What the task requires> Filter the entries and keep only the lines where the string "correction" appears.

Dataset items
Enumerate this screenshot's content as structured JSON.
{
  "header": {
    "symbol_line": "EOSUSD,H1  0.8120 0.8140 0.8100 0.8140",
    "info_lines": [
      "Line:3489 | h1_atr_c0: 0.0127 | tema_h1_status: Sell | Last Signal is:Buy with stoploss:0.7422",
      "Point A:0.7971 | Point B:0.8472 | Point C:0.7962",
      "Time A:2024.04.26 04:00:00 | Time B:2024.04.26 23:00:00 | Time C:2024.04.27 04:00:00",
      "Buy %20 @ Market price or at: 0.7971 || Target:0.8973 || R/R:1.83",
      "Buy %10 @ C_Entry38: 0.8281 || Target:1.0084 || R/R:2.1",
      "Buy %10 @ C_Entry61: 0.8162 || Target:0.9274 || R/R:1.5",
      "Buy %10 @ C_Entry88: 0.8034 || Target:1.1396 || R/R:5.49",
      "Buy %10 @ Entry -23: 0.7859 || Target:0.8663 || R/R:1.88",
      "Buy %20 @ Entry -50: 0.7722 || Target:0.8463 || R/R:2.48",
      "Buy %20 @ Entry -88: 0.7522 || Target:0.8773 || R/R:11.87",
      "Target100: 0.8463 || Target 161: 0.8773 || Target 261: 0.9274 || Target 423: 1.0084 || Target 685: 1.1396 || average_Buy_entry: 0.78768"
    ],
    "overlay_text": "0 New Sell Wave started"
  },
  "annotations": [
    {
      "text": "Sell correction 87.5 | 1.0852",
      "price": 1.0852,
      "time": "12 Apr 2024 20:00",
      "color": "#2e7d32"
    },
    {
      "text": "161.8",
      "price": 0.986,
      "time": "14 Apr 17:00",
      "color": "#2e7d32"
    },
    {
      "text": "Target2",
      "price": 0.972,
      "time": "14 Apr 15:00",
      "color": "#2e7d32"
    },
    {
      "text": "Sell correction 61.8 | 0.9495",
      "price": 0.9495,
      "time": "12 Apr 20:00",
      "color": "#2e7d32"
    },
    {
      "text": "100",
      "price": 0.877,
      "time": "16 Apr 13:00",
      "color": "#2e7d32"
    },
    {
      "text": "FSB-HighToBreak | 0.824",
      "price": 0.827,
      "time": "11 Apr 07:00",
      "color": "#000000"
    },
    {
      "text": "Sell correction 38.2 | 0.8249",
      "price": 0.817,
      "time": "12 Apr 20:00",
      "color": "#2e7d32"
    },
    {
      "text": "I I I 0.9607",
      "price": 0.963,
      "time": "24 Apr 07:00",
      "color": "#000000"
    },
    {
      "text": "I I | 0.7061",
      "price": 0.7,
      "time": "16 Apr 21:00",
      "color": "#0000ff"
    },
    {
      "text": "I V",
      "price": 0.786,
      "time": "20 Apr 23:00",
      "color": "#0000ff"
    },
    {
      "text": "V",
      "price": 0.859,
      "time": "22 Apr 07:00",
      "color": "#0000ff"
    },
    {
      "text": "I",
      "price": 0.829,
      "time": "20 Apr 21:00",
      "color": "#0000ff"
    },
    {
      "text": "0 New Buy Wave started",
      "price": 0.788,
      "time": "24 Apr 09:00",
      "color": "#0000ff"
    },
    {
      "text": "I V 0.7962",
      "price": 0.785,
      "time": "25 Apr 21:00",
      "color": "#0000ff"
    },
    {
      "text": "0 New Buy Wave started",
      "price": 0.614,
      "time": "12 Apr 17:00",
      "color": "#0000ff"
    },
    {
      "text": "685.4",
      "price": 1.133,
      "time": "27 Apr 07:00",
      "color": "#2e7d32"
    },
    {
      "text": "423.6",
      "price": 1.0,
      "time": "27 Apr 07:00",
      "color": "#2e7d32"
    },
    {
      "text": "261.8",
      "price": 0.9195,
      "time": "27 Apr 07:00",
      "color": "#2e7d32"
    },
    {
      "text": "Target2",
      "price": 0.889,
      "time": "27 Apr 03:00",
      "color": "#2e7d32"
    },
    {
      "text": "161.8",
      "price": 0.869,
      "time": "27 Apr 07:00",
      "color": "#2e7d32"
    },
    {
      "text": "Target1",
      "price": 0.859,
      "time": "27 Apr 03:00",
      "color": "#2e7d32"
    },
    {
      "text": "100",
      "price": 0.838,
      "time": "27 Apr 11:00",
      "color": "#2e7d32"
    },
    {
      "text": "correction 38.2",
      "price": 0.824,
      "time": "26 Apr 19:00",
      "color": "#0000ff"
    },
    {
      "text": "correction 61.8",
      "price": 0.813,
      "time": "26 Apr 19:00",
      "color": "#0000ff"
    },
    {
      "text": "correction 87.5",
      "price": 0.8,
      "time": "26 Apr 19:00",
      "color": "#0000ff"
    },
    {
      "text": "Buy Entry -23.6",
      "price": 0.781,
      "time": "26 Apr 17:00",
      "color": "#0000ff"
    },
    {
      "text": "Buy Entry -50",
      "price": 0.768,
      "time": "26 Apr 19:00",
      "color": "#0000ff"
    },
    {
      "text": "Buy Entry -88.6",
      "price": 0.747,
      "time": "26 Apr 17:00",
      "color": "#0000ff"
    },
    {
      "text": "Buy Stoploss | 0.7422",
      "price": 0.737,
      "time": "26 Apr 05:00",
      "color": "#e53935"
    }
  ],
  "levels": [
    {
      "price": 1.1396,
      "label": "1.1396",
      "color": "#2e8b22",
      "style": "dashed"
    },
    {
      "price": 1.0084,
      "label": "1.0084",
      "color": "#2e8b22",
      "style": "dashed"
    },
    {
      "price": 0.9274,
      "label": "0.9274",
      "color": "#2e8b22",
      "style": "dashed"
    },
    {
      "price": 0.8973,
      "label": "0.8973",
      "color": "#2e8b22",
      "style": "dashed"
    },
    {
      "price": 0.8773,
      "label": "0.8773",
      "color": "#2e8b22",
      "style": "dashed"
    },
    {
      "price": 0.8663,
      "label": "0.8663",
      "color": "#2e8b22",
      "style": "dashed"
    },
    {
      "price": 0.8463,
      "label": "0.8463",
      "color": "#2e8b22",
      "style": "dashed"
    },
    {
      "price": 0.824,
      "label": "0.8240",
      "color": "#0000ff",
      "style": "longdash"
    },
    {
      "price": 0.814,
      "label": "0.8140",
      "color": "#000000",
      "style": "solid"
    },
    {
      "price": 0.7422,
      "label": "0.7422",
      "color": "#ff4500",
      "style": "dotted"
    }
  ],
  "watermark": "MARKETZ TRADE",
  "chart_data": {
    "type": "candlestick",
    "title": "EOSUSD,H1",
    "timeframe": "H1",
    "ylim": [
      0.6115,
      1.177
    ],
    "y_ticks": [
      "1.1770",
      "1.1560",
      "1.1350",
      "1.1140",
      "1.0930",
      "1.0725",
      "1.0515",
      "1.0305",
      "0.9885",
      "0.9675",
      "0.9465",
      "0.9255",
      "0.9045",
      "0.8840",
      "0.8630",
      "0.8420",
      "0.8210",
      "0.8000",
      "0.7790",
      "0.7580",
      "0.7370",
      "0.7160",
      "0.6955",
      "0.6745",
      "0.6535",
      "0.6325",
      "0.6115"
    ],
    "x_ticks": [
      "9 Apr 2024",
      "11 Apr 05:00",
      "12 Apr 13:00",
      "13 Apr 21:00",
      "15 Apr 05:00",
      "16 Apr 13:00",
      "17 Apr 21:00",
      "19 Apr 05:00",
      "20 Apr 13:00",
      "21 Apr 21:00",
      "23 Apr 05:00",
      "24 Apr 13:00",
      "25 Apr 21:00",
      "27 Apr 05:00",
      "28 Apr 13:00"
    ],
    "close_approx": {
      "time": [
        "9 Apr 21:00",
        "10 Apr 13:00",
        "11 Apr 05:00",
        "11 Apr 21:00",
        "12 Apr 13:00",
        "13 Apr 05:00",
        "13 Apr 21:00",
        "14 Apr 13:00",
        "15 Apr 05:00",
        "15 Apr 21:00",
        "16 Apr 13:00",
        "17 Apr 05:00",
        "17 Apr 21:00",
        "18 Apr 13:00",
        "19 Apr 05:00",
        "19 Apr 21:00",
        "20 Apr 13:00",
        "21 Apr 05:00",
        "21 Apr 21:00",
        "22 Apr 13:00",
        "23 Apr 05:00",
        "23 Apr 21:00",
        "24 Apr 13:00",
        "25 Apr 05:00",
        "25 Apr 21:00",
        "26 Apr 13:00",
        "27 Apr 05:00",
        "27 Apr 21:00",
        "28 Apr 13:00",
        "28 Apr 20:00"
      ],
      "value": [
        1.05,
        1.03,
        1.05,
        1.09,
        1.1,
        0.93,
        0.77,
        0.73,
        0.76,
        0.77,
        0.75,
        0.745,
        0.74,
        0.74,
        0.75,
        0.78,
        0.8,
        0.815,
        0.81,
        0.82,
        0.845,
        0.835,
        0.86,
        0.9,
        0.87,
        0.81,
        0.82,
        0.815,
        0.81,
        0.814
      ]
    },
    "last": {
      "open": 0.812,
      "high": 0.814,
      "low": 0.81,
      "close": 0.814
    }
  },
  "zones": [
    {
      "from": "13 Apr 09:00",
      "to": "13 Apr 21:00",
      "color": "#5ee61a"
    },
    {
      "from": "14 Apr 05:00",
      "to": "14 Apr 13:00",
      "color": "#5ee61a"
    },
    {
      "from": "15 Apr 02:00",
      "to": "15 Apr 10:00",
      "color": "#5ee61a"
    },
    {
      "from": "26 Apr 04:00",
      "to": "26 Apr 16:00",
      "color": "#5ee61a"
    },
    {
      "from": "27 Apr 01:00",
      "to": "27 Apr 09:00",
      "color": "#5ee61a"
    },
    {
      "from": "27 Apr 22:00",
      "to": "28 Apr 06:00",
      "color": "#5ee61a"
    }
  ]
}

Result>
      "text": "Sell correction 87.5 | 1.0852",
      "text": "Sell correction 61.8 | 0.9495",
      "text": "Sell correction 38.2 | 0.8249",
      "text": "correction 38.2",
      "text": "correction 61.8",
      "text": "correction 87.5",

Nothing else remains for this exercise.